▸ Work to complete
Copy out the complete listing, word for word.

>> begin Material for this exercise

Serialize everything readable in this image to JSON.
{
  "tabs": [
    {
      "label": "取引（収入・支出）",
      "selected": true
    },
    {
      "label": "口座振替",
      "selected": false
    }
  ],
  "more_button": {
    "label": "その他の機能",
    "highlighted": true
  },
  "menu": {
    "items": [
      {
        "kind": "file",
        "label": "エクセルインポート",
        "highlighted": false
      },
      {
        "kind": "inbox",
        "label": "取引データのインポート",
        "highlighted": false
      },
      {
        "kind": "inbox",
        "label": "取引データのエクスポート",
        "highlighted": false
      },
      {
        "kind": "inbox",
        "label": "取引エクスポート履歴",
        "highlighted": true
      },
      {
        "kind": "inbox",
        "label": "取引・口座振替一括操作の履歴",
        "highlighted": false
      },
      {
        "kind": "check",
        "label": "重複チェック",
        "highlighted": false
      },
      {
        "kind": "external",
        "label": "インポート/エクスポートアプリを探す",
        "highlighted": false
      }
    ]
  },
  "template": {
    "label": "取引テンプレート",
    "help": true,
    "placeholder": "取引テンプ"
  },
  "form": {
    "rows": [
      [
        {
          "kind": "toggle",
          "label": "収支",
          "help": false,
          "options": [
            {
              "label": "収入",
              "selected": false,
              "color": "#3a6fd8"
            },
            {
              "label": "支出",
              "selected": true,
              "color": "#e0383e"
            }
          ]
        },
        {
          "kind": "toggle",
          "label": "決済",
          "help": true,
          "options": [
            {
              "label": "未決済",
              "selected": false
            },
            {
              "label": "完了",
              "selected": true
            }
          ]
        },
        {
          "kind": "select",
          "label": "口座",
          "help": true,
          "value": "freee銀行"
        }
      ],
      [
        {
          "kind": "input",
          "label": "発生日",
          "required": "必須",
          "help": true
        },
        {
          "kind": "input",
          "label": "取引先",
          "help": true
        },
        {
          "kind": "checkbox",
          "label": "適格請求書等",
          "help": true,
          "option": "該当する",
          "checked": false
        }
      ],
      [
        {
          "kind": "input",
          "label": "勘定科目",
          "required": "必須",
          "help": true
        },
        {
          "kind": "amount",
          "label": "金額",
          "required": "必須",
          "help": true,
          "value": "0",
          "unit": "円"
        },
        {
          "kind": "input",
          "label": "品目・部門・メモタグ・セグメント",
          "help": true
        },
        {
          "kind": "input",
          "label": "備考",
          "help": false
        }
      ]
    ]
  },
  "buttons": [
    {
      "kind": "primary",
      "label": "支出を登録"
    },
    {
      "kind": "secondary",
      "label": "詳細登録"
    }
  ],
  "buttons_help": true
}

>> end Material for this exercise

▸ Exercise result
Serialize everything readable in this image to JSON.
{
  "tabs": [
    {
      "label": "取引（収入・支出）",
      "selected": true
    },
    {
      "label": "口座振替",
      "selected": false
    }
  ],
  "more_button": {
    "label": "その他の機能",
    "highlighted": true
  },
  "menu": {
    "items": [
      {
        "kind": "file",
        "label": "エクセルインポート",
        "highlighted": false
      },
      {
        "kind": "inbox",
        "label": "取引データのインポート",
        "highlighted": false
      },
      {
        "kind": "inbox",
        "label": "取引データのエクスポート",
        "highlighted": false
      },
      {
        "kind": "inbox",
        "label": "取引エクスポート履歴",
        "highlighted": true
      },
      {
        "kind": "inbox",
        "label": "取引・口座振替一括操作の履歴",
        "highlighted": false
      },
      {
        "kind": "check",
        "label": "重複チェック",
        "highlighted": false
      },
      {
        "kind": "external",
        "label": "インポート/エクスポートアプリを探す",
        "highlighted": false
      }
    ]
  },
  "template": {
    "label": "取引テンプレート",
    "help": true,
    "placeholder": "取引テンプ"
  },
  "form": {
    "rows": [
      [
        {
          "kind": "toggle",
          "label": "収支",
          "help": false,
          "options": [
            {
              "label": "収入",
              "selected": false,
              "color": "#3a6fd8"
            },
            {
              "label": "支出",
              "selected": true,
              "color": "#e0383e"
            }
          ]
        },
        {
          "kind": "toggle",
          "label": "決済",
          "help": true,
          "options": [
            {
              "label": "未決済",
              "selected": false
            },
            {
              "label": "完了",
              "selected": true
            }
          ]
        },
        {
          "kind": "select",
          "label": "口座",
          "help": true,
          "value": "freee銀行"
        }
      ],
      [
        {
          "kind": "input",
          "label": "発生日",
          "required": "必須",
          "help": true
        },
        {
          "kind": "input",
          "label": "取引先",
          "help": true
        },
        {
          "kind": "checkbox",
          "label": "適格請求書等",
          "help": true,
          "option": "該当する",
          "checked": false
        }
      ],
      [
        {
          "kind": "input",
          "label": "勘定科目",
          "required": "必須",
          "help": true
        },
        {
          "kind": "amount",
          "label": "金額",
          "required": "必須",
          "help": true,
          "value": "0",
          "unit": "円"
        },
        {
          "kind": "input",
          "label": "品目・部門・メモタグ・セグメント",
          "help": true
        },
        {
          "kind": "input",
          "label": "備考",
          "help": false
        }
      ]
    ]
  },
  "buttons": [
    {
      "kind": "primary",
      "label": "支出を登録"
    },
    {
      "kind": "secondary",
      "label": "詳細登録"
    }
  ],
  "buttons_help": true
}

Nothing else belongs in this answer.